Record excerpts -
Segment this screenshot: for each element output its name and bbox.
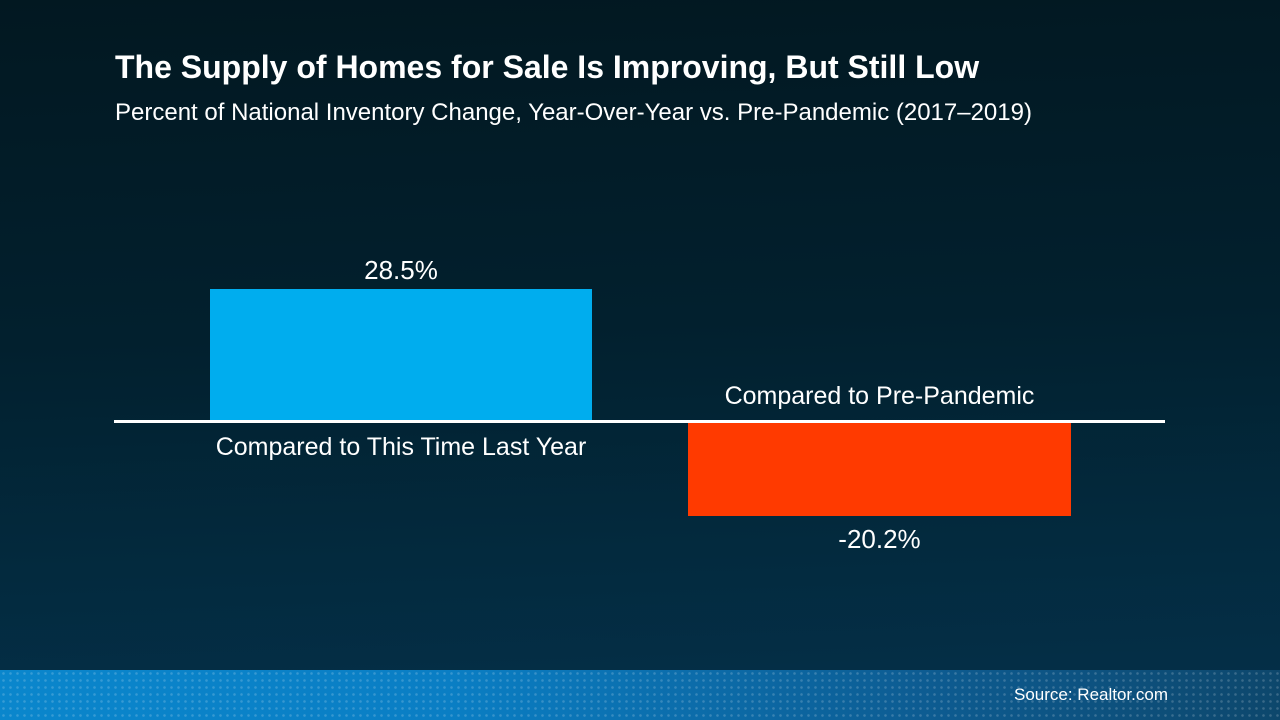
- bar-compared-to-last-year: [210, 289, 592, 420]
- chart-subtitle: Percent of National Inventory Change, Ye…: [115, 99, 1032, 126]
- footer-bar: Source: Realtor.com: [0, 670, 1280, 720]
- category-label-last-year: Compared to This Time Last Year: [215, 433, 587, 461]
- source-text: Source: Realtor.com: [1013, 685, 1168, 704]
- value-label-last-year: 28.5%: [364, 255, 438, 285]
- bar-chart: 28.5% Compared to This Time Last Year Co…: [114, 255, 1165, 554]
- x-axis-line: [114, 420, 1165, 423]
- category-label-pre-pandemic: Compared to Pre-Pandemic: [724, 382, 1035, 410]
- value-label-pre-pandemic: -20.2%: [838, 524, 921, 554]
- bar-compared-to-pre-pandemic: [688, 423, 1071, 516]
- chart-title: The Supply of Homes for Sale Is Improvin…: [115, 49, 980, 85]
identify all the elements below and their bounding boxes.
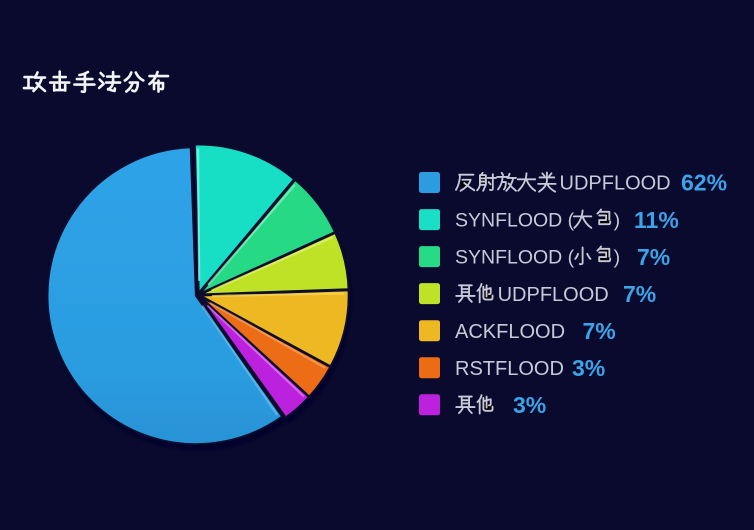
svg-text:RSTFLOOD: RSTFLOOD <box>455 358 564 380</box>
svg-text:UDPFLOOD: UDPFLOOD <box>498 284 609 306</box>
svg-text:): ) <box>614 210 621 232</box>
svg-text:ACKFLOOD: ACKFLOOD <box>455 321 565 343</box>
svg-text:): ) <box>614 247 621 269</box>
svg-text:3%: 3% <box>572 355 605 381</box>
svg-text:SYNFLOOD (: SYNFLOOD ( <box>455 210 575 232</box>
svg-text:7%: 7% <box>637 244 670 270</box>
svg-text:11%: 11% <box>634 207 679 233</box>
svg-text:7%: 7% <box>583 318 616 344</box>
svg-text:62%: 62% <box>681 170 727 196</box>
svg-text:SYNFLOOD (: SYNFLOOD ( <box>455 247 575 269</box>
svg-text:7%: 7% <box>623 281 656 307</box>
svg-text:3%: 3% <box>513 392 546 418</box>
svg-text:UDPFLOOD: UDPFLOOD <box>560 173 671 195</box>
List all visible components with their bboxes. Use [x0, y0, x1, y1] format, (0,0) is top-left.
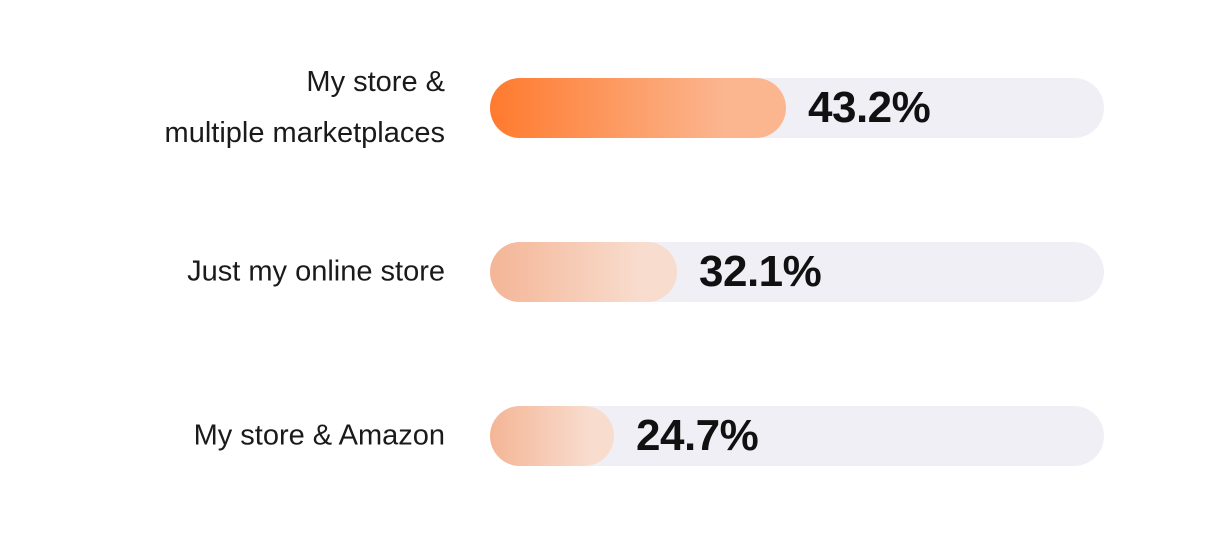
value-label: 32.1% [699, 247, 822, 296]
value-label: 24.7% [636, 411, 759, 460]
category-label: Just my online store [187, 255, 445, 288]
bar-fill [490, 78, 786, 138]
bar-fill [490, 406, 614, 466]
bar-track: 24.7% [490, 406, 1104, 466]
bar-row: My store & Amazon 24.7% [0, 406, 1212, 466]
bar-row: Just my online store 32.1% [0, 242, 1212, 302]
category-label: My store & multiple marketplaces [164, 66, 445, 149]
bar-row: My store & multiple marketplaces 43.2% [0, 66, 1212, 149]
bar-track: 32.1% [490, 242, 1104, 302]
bar-track: 43.2% [490, 78, 1104, 138]
value-label: 43.2% [808, 83, 931, 132]
bar-fill [490, 242, 677, 302]
category-label: My store & Amazon [193, 419, 445, 452]
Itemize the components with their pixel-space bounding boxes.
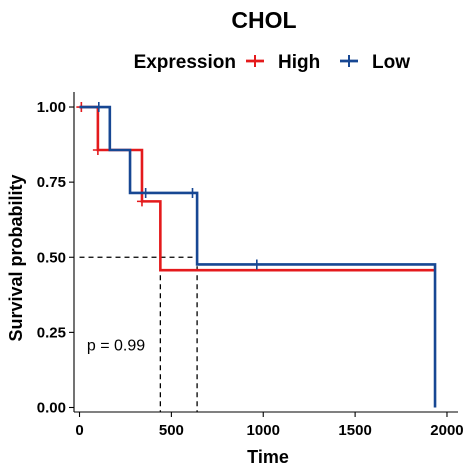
censor-mark-low xyxy=(251,259,262,270)
legend: Expression High Low xyxy=(134,52,411,73)
x-tick-label: 2000 xyxy=(430,422,463,439)
legend-label-high: High xyxy=(278,52,320,73)
x-tick-label: 1500 xyxy=(338,422,371,439)
censor-mark-low xyxy=(140,187,151,198)
censor-mark-high xyxy=(92,144,103,155)
y-tick-label: 0.00 xyxy=(37,399,66,416)
survival-curve-low xyxy=(79,105,437,408)
y-axis-label: Survival probability xyxy=(6,174,26,341)
axes: 0.00 0.25 0.50 0.75 1.00 0 500 1000 1500 2000 xyxy=(37,92,464,439)
censor-mark-high xyxy=(136,196,147,207)
y-tick-label: 0.25 xyxy=(37,324,66,341)
x-tick-label: 500 xyxy=(159,422,184,439)
x-axis-label: Time xyxy=(247,447,289,467)
x-tick-label: 1000 xyxy=(247,422,280,439)
legend-title: Expression xyxy=(134,52,236,73)
y-tick-label: 1.00 xyxy=(37,99,66,116)
p-value-label: p = 0.99 xyxy=(87,337,145,354)
censor-mark-low xyxy=(93,102,104,113)
y-tick-label: 0.75 xyxy=(37,174,66,191)
plot-area: p = 0.99 xyxy=(76,102,437,412)
survival-curve-high xyxy=(79,105,436,272)
legend-label-low: Low xyxy=(372,52,410,73)
x-tick-label: 0 xyxy=(75,422,83,439)
chart-title: CHOL xyxy=(231,7,296,33)
censor-mark-low xyxy=(187,187,198,198)
y-tick-label: 0.50 xyxy=(37,249,66,266)
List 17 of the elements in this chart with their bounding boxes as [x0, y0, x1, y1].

Task objective -
Copy the lines of the data above, from the line with "svg-text:RSTFLOOD: RSTFLOOD <box>455" to the line with "List all visible", both included, exactly as they stand.

Solved problem -
svg-text:RSTFLOOD: RSTFLOOD <box>455 358 564 380</box>
svg-text:UDPFLOOD: UDPFLOOD <box>498 284 609 306</box>
svg-text:): ) <box>614 210 621 232</box>
svg-text:ACKFLOOD: ACKFLOOD <box>455 321 565 343</box>
svg-text:): ) <box>614 247 621 269</box>
svg-text:3%: 3% <box>572 355 605 381</box>
svg-text:SYNFLOOD (: SYNFLOOD ( <box>455 210 575 232</box>
svg-text:7%: 7% <box>637 244 670 270</box>
svg-text:11%: 11% <box>634 207 679 233</box>
svg-text:7%: 7% <box>583 318 616 344</box>
svg-text:62%: 62% <box>681 170 727 196</box>
svg-text:SYNFLOOD (: SYNFLOOD ( <box>455 247 575 269</box>
svg-text:7%: 7% <box>623 281 656 307</box>
svg-text:3%: 3% <box>513 392 546 418</box>
svg-text:UDPFLOOD: UDPFLOOD <box>560 173 671 195</box>
List all visible components with their bboxes. Use [x0, y0, x1, y1] format, (0,0) is top-left.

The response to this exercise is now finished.